──────── Provided records ────────
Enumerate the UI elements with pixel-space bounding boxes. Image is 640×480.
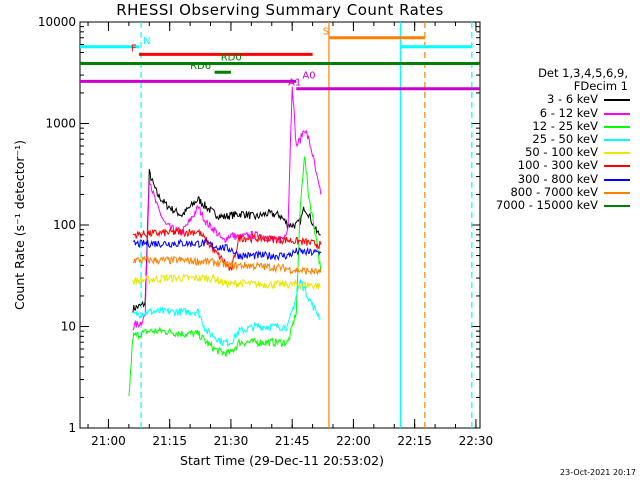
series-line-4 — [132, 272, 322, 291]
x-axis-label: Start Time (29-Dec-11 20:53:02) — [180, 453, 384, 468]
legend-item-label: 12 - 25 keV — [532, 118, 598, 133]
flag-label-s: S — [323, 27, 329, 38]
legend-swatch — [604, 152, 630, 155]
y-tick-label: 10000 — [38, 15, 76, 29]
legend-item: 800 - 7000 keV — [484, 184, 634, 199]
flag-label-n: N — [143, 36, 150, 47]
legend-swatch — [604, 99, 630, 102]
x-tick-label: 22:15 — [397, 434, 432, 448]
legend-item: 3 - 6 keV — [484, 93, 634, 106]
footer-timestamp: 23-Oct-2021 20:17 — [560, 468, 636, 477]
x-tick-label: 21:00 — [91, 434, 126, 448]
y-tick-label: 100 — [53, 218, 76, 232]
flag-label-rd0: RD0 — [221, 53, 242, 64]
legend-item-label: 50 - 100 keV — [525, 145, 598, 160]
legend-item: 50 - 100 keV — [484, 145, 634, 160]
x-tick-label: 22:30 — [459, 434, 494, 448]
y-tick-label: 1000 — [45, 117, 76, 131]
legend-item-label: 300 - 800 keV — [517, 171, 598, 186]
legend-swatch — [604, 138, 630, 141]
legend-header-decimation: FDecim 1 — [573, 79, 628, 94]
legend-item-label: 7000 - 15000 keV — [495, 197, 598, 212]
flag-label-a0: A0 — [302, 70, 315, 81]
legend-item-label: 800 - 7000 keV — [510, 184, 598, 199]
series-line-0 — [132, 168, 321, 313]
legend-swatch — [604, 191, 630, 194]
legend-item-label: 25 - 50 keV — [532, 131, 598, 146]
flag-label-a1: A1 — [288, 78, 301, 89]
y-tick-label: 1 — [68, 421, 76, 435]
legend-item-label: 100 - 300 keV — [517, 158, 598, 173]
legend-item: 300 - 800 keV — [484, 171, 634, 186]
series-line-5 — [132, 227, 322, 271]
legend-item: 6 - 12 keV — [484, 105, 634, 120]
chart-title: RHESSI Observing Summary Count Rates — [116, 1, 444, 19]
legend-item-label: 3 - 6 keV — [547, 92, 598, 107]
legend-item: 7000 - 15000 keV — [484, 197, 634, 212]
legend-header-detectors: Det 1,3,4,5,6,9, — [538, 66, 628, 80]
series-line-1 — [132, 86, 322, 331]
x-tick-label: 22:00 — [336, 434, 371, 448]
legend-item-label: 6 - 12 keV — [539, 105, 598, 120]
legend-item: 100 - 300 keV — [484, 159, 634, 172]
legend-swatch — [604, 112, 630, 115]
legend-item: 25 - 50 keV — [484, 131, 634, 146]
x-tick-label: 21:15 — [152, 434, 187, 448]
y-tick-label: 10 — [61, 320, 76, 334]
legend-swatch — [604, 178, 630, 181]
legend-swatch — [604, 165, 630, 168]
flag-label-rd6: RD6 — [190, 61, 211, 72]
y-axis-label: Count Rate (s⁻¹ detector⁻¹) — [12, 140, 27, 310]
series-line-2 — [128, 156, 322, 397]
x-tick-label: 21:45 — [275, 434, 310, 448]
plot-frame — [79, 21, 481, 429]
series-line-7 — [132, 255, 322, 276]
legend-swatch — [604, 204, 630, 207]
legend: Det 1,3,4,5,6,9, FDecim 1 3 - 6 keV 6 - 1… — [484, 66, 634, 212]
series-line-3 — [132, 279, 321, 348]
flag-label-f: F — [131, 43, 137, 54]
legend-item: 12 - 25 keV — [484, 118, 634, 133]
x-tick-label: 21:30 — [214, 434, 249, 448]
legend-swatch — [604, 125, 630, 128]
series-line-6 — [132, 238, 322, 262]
────────
## [Short exercise]
Convert the lines of the listing above, starting at the line containing "series-line-4 — [132, 272, 322, 291]" and ending at the line containing "x-tick-label: 21:00 — [91, 434, 126, 448]", into a JSON list of strings with one string per line and blank lines omitted.

## [Response to the task]
[
  "series-line-4 — [132, 272, 322, 291]",
  "x-axis-label: Start Time (29-Dec-11 20:53:02) — [180, 453, 384, 468]",
  "legend-item-label: 12 - 25 keV — [532, 118, 598, 133]",
  "flag-label-s: S — [323, 27, 329, 38]",
  "legend-swatch — [604, 152, 630, 155]",
  "y-tick-label: 10000 — [38, 15, 76, 29]",
  "legend-item: 800 - 7000 keV — [484, 184, 634, 199]",
  "flag-label-n: N — [143, 36, 150, 47]",
  "legend-swatch — [604, 99, 630, 102]",
  "x-tick-label: 22:15 — [397, 434, 432, 448]",
  "legend-item: 3 - 6 keV — [484, 93, 634, 106]",
  "footer-timestamp: 23-Oct-2021 20:17 — [560, 468, 636, 477]",
  "x-tick-label: 21:00 — [91, 434, 126, 448]"
]